*GOAL:* Pull out every line below that holds the word "color".
--- begin ---
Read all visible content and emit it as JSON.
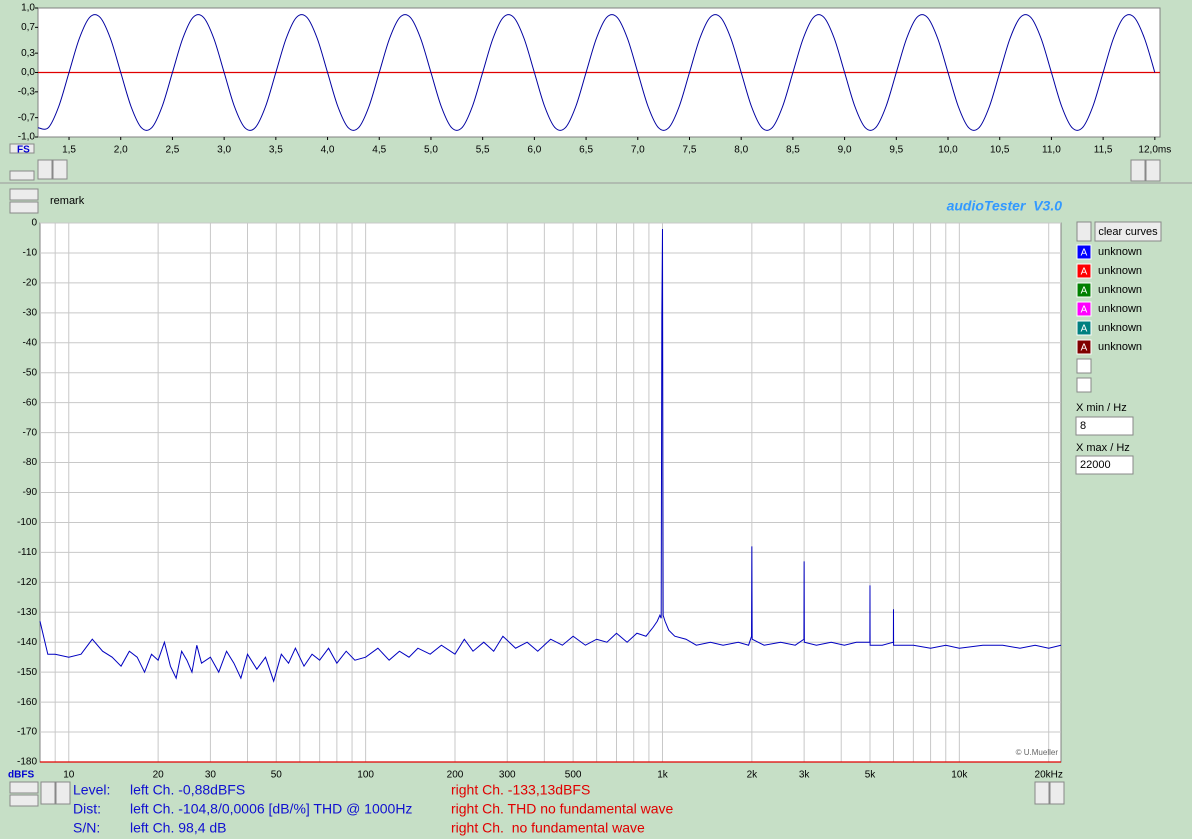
{
  "chart_data": [
    {
      "type": "line",
      "xlabel": "FS",
      "x": [
        1.2,
        1.3,
        1.4,
        1.5,
        1.6,
        1.7,
        1.8,
        1.9,
        2.0,
        2.1,
        2.2,
        2.3,
        2.4,
        2.5,
        2.6,
        2.7,
        2.8,
        2.9,
        3.0,
        3.1,
        3.2,
        3.3,
        3.4,
        3.5,
        3.6,
        3.7,
        3.8,
        3.9,
        4.0,
        4.1,
        4.2,
        4.3,
        4.4,
        4.5,
        4.6,
        4.7,
        4.8,
        4.9,
        5.0,
        5.1,
        5.2,
        5.3,
        5.4,
        5.5,
        5.6,
        5.7,
        5.8,
        5.9,
        6.0,
        6.1,
        6.2,
        6.3,
        6.4,
        6.5,
        6.6,
        6.7,
        6.8,
        6.9,
        7.0,
        7.1,
        7.2,
        7.3,
        7.4,
        7.5,
        7.6,
        7.7,
        7.8,
        7.9,
        8.0,
        8.1,
        8.2,
        8.3,
        8.4,
        8.5,
        8.6,
        8.7,
        8.8,
        8.9,
        9.0,
        9.1,
        9.2,
        9.3,
        9.4,
        9.5,
        9.6,
        9.7,
        9.8,
        9.9,
        10.0,
        10.1,
        10.2,
        10.3,
        10.4,
        10.5,
        10.6,
        10.7,
        10.8,
        10.9,
        11.0,
        11.1,
        11.2,
        11.3,
        11.4,
        11.5,
        11.6,
        11.7,
        11.8,
        11.9,
        12.0
      ],
      "series": [
        {
          "color": "#0000a0",
          "values": [
            -0.856,
            -0.856,
            -0.529,
            0,
            0.529,
            0.856,
            0.856,
            0.529,
            0,
            -0.529,
            -0.856,
            -0.856,
            -0.529,
            0,
            0.529,
            0.856,
            0.856,
            0.529,
            0,
            -0.529,
            -0.856,
            -0.856,
            -0.529,
            0,
            0.529,
            0.856,
            0.856,
            0.529,
            0,
            -0.529,
            -0.856,
            -0.856,
            -0.529,
            0,
            0.529,
            0.856,
            0.856,
            0.529,
            0,
            -0.529,
            -0.856,
            -0.856,
            -0.529,
            0,
            0.529,
            0.856,
            0.856,
            0.529,
            0,
            -0.529,
            -0.856,
            -0.856,
            -0.529,
            0,
            0.529,
            0.856,
            0.856,
            0.529,
            0,
            -0.529,
            -0.856,
            -0.856,
            -0.529,
            0,
            0.529,
            0.856,
            0.856,
            0.529,
            0,
            -0.529,
            -0.856,
            -0.856,
            -0.529,
            0,
            0.529,
            0.856,
            0.856,
            0.529,
            0,
            -0.529,
            -0.856,
            -0.856,
            -0.529,
            0,
            0.529,
            0.856,
            0.856,
            0.529,
            0,
            -0.529,
            -0.856,
            -0.856,
            -0.529,
            0,
            0.529,
            0.856,
            0.856,
            0.529,
            0,
            -0.529,
            -0.856,
            -0.856,
            -0.529,
            0,
            0.529,
            0.856,
            0.856,
            0.529,
            0
          ]
        }
      ],
      "xlim": [
        1.2,
        12.05
      ],
      "ylim": [
        -1,
        1
      ],
      "yticks": [
        {
          "value": 1,
          "label": "1,0"
        },
        {
          "value": 0.7,
          "label": "0,7"
        },
        {
          "value": 0.3,
          "label": "0,3"
        },
        {
          "value": 0,
          "label": "0,0"
        },
        {
          "value": -0.3,
          "label": "-0,3"
        },
        {
          "value": -0.7,
          "label": "-0,7"
        },
        {
          "value": -1,
          "label": "-1,0"
        }
      ],
      "xticks": [
        {
          "value": 1.5,
          "label": "1,5"
        },
        {
          "value": 2,
          "label": "2,0"
        },
        {
          "value": 2.5,
          "label": "2,5"
        },
        {
          "value": 3,
          "label": "3,0"
        },
        {
          "value": 3.5,
          "label": "3,5"
        },
        {
          "value": 4,
          "label": "4,0"
        },
        {
          "value": 4.5,
          "label": "4,5"
        },
        {
          "value": 5,
          "label": "5,0"
        },
        {
          "value": 5.5,
          "label": "5,5"
        },
        {
          "value": 6,
          "label": "6,0"
        },
        {
          "value": 6.5,
          "label": "6,5"
        },
        {
          "value": 7,
          "label": "7,0"
        },
        {
          "value": 7.5,
          "label": "7,5"
        },
        {
          "value": 8,
          "label": "8,0"
        },
        {
          "value": 8.5,
          "label": "8,5"
        },
        {
          "value": 9,
          "label": "9,0"
        },
        {
          "value": 9.5,
          "label": "9,5"
        },
        {
          "value": 10,
          "label": "10,0"
        },
        {
          "value": 10.5,
          "label": "10,5"
        },
        {
          "value": 11,
          "label": "11,0"
        },
        {
          "value": 11.5,
          "label": "11,5"
        },
        {
          "value": 12,
          "label": "12,0ms"
        }
      ],
      "grid": false,
      "log_x": false,
      "smooth": true
    },
    {
      "type": "line",
      "ylabel": "dBFS",
      "annotation": "© U.Mueller",
      "x": [
        8,
        8.5,
        9,
        10,
        11,
        12,
        13,
        14,
        15,
        16,
        17,
        18,
        19,
        20,
        21,
        22,
        23,
        24,
        25,
        26,
        27,
        28,
        30,
        32,
        34,
        36,
        38,
        40,
        43,
        46,
        49,
        52,
        55,
        58,
        62,
        66,
        70,
        75,
        80,
        86,
        92,
        100,
        110,
        120,
        130,
        140,
        150,
        165,
        180,
        200,
        215,
        230,
        250,
        270,
        290,
        320,
        350,
        380,
        420,
        460,
        500,
        550,
        600,
        650,
        700,
        760,
        820,
        880,
        930,
        960,
        980,
        990,
        995,
        1000,
        1005,
        1020,
        1050,
        1100,
        1200,
        1300,
        1450,
        1600,
        1800,
        1950,
        1995,
        2000,
        2005,
        2200,
        2500,
        2800,
        2995,
        3000,
        3005,
        3300,
        3700,
        4100,
        4500,
        4995,
        5000,
        5005,
        5500,
        5995,
        6000,
        6005,
        7000,
        8000,
        9000,
        10000,
        12000,
        14000,
        16000,
        18000,
        20000,
        22000
      ],
      "series": [
        {
          "color": "#0000c0",
          "values": [
            -133,
            -144,
            -144,
            -145,
            -144,
            -139,
            -143,
            -145,
            -148,
            -143,
            -145,
            -150,
            -144,
            -146,
            -140,
            -148,
            -152,
            -143,
            -146,
            -150,
            -141,
            -147,
            -145,
            -150,
            -143,
            -147,
            -152,
            -144,
            -149,
            -145,
            -153,
            -144,
            -147,
            -142,
            -148,
            -144,
            -146,
            -142,
            -147,
            -143,
            -146,
            -145,
            -142,
            -146,
            -143,
            -145,
            -142,
            -144,
            -141,
            -144,
            -139,
            -143,
            -140,
            -143,
            -138,
            -142,
            -140,
            -143,
            -139,
            -141,
            -138,
            -141,
            -139,
            -140,
            -137,
            -140,
            -137,
            -138,
            -135,
            -133,
            -131,
            -132,
            -31,
            -2,
            -131,
            -133,
            -136,
            -138,
            -139,
            -141,
            -140,
            -141,
            -140,
            -141,
            -138,
            -108,
            -139,
            -141,
            -140,
            -141,
            -139,
            -113,
            -140,
            -141,
            -140,
            -141,
            -140,
            -140,
            -121,
            -141,
            -141,
            -140,
            -129,
            -141,
            -141,
            -142,
            -141,
            -142,
            -141,
            -141,
            -142,
            -141,
            -142,
            -141
          ]
        }
      ],
      "xlim": [
        8,
        22000
      ],
      "ylim": [
        -180,
        0
      ],
      "yticks": [
        0,
        -10,
        -20,
        -30,
        -40,
        -50,
        -60,
        -70,
        -80,
        -90,
        -100,
        -110,
        -120,
        -130,
        -140,
        -150,
        -160,
        -170,
        -180
      ],
      "xticks": [
        10,
        20,
        30,
        50,
        100,
        200,
        300,
        500,
        {
          "value": 1000,
          "label": "1k"
        },
        {
          "value": 2000,
          "label": "2k"
        },
        {
          "value": 3000,
          "label": "3k"
        },
        {
          "value": 5000,
          "label": "5k"
        },
        {
          "value": 10000,
          "label": "10k"
        },
        {
          "value": 20000,
          "label": "20kHz"
        }
      ],
      "grid": true,
      "log_x": true,
      "smooth": false
    }
  ],
  "header": {
    "title": "audioTester  V3.0",
    "remark": "remark"
  },
  "legend_panel": {
    "button": "clear curves",
    "marker": "A",
    "curves": [
      {
        "label": "unknown",
        "color": "#0000ff"
      },
      {
        "label": "unknown",
        "color": "#ff0000"
      },
      {
        "label": "unknown",
        "color": "#008000"
      },
      {
        "label": "unknown",
        "color": "#ff00ff"
      },
      {
        "label": "unknown",
        "color": "#008080"
      },
      {
        "label": "unknown",
        "color": "#800000"
      }
    ],
    "xmin_label": "X min / Hz",
    "xmin": "8",
    "xmax_label": "X max / Hz",
    "xmax": "22000"
  },
  "status": {
    "rows": [
      [
        "Level:",
        "left Ch. -0,88dBFS",
        "right Ch. -133,13dBFS"
      ],
      [
        "Dist:",
        "left Ch. -104,8/0,0006 [dB/%] THD @ 1000Hz",
        "right Ch. THD no fundamental wave"
      ],
      [
        "S/N:",
        "left Ch. 98,4 dB",
        "right Ch.  no fundamental wave"
      ]
    ]
  }
}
--- end ---
*EXERCISE ANSWER:*
          "color": "#0000a0",
          "color": "#0000c0",
        "color": "#0000ff"
        "color": "#ff0000"
        "color": "#008000"
        "color": "#ff00ff"
        "color": "#008080"
        "color": "#800000"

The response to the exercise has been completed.